-- Start Extracted records --

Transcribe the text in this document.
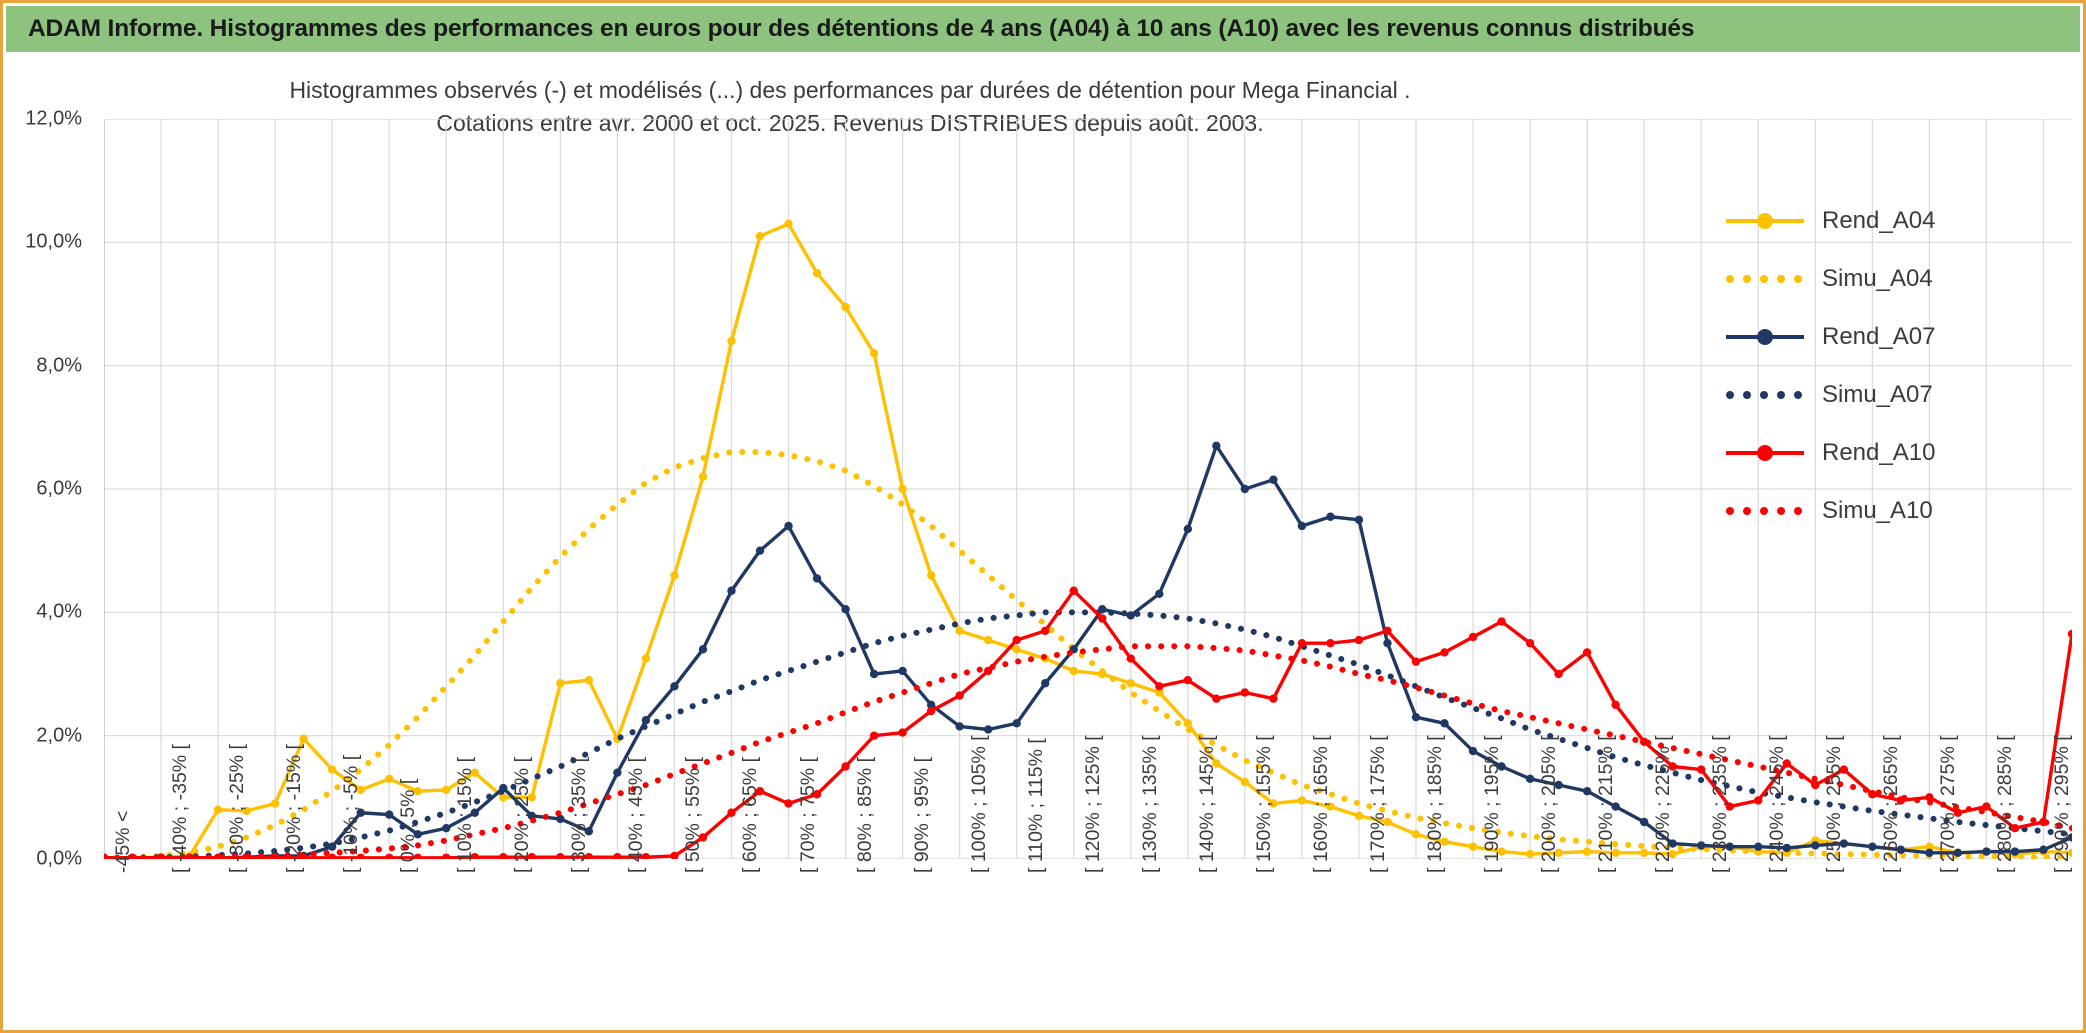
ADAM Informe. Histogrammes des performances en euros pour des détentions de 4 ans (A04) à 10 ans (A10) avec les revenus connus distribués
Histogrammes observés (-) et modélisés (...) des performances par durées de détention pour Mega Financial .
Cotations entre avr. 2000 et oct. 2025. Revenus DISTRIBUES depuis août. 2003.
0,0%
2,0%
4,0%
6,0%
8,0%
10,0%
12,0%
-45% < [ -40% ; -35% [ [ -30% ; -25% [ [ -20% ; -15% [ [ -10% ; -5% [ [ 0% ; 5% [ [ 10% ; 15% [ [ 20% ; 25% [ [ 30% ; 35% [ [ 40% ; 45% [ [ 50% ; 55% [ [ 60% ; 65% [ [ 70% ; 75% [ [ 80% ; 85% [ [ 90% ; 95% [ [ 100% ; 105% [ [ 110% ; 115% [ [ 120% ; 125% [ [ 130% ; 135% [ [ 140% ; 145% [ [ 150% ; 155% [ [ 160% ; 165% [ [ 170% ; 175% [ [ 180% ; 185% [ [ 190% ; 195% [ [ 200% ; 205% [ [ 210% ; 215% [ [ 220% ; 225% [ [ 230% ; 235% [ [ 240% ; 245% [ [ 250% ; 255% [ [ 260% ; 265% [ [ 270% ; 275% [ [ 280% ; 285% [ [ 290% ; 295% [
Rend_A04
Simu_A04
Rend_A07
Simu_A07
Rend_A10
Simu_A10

-- End Extracted records --

- **Exercise**: Count how many lines of the material hold the string "performances". Give the number and nothing more.

- **Complete output**: 2